*Instruction:* Reproduce the listing below without any change.

(Chart and figure data)
^^^^
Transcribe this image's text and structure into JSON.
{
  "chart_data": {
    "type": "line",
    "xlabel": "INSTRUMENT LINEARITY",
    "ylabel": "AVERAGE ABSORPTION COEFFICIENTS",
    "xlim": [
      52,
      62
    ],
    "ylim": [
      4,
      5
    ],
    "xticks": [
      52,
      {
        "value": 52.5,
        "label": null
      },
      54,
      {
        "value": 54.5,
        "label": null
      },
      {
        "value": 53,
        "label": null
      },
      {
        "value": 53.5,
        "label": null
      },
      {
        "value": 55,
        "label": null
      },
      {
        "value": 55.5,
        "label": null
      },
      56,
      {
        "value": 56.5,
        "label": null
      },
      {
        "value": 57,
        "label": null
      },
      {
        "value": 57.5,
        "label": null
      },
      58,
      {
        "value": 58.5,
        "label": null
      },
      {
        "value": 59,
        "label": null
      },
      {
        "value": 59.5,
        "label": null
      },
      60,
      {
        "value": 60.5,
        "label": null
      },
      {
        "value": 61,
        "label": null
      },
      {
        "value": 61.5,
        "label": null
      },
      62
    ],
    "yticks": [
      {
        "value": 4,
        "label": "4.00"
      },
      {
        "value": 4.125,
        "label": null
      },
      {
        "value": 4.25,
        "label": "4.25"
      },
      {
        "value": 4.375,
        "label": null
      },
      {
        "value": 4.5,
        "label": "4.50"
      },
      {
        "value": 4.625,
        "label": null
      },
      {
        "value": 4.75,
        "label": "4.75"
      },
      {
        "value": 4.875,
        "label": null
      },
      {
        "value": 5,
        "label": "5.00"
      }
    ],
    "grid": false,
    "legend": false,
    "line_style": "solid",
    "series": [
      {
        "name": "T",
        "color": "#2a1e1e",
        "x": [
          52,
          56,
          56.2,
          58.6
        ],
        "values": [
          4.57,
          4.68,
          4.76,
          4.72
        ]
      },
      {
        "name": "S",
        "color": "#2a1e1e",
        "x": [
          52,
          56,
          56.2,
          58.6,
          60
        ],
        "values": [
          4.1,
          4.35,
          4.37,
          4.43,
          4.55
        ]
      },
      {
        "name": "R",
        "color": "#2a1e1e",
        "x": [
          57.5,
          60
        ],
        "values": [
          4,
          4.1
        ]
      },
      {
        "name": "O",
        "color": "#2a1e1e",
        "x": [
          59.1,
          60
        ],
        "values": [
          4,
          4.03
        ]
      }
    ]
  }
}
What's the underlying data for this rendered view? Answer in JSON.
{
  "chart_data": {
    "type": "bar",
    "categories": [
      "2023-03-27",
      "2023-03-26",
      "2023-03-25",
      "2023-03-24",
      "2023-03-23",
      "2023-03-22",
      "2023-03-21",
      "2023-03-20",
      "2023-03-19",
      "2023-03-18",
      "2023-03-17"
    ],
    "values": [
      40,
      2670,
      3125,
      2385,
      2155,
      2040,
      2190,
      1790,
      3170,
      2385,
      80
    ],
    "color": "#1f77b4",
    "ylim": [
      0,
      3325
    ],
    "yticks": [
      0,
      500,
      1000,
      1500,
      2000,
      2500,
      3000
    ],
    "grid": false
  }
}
^^^^
*Reply to the exercise:*
Transcribe this image's text and structure into JSON.
{
  "chart_data": {
    "type": "line",
    "xlabel": "INSTRUMENT LINEARITY",
    "ylabel": "AVERAGE ABSORPTION COEFFICIENTS",
    "xlim": [
      52,
      62
    ],
    "ylim": [
      4,
      5
    ],
    "xticks": [
      52,
      {
        "value": 52.5,
        "label": null
      },
      54,
      {
        "value": 54.5,
        "label": null
      },
      {
        "value": 53,
        "label": null
      },
      {
        "value": 53.5,
        "label": null
      },
      {
        "value": 55,
        "label": null
      },
      {
        "value": 55.5,
        "label": null
      },
      56,
      {
        "value": 56.5,
        "label": null
      },
      {
        "value": 57,
        "label": null
      },
      {
        "value": 57.5,
        "label": null
      },
      58,
      {
        "value": 58.5,
        "label": null
      },
      {
        "value": 59,
        "label": null
      },
      {
        "value": 59.5,
        "label": null
      },
      60,
      {
        "value": 60.5,
        "label": null
      },
      {
        "value": 61,
        "label": null
      },
      {
        "value": 61.5,
        "label": null
      },
      62
    ],
    "yticks": [
      {
        "value": 4,
        "label": "4.00"
      },
      {
        "value": 4.125,
        "label": null
      },
      {
        "value": 4.25,
        "label": "4.25"
      },
      {
        "value": 4.375,
        "label": null
      },
      {
        "value": 4.5,
        "label": "4.50"
      },
      {
        "value": 4.625,
        "label": null
      },
      {
        "value": 4.75,
        "label": "4.75"
      },
      {
        "value": 4.875,
        "label": null
      },
      {
        "value": 5,
        "label": "5.00"
      }
    ],
    "grid": false,
    "legend": false,
    "line_style": "solid",
    "series": [
      {
        "name": "T",
        "color": "#2a1e1e",
        "x": [
          52,
          56,
          56.2,
          58.6
        ],
        "values": [
          4.57,
          4.68,
          4.76,
          4.72
        ]
      },
      {
        "name": "S",
        "color": "#2a1e1e",
        "x": [
          52,
          56,
          56.2,
          58.6,
          60
        ],
        "values": [
          4.1,
          4.35,
          4.37,
          4.43,
          4.55
        ]
      },
      {
        "name": "R",
        "color": "#2a1e1e",
        "x": [
          57.5,
          60
        ],
        "values": [
          4,
          4.1
        ]
      },
      {
        "name": "O",
        "color": "#2a1e1e",
        "x": [
          59.1,
          60
        ],
        "values": [
          4,
          4.03
        ]
      }
    ]
  }
}
What's the underlying data for this rendered view? Answer in JSON.
{
  "chart_data": {
    "type": "bar",
    "categories": [
      "2023-03-27",
      "2023-03-26",
      "2023-03-25",
      "2023-03-24",
      "2023-03-23",
      "2023-03-22",
      "2023-03-21",
      "2023-03-20",
      "2023-03-19",
      "2023-03-18",
      "2023-03-17"
    ],
    "values": [
      40,
      2670,
      3125,
      2385,
      2155,
      2040,
      2190,
      1790,
      3170,
      2385,
      80
    ],
    "color": "#1f77b4",
    "ylim": [
      0,
      3325
    ],
    "yticks": [
      0,
      500,
      1000,
      1500,
      2000,
      2500,
      3000
    ],
    "grid": false
  }
}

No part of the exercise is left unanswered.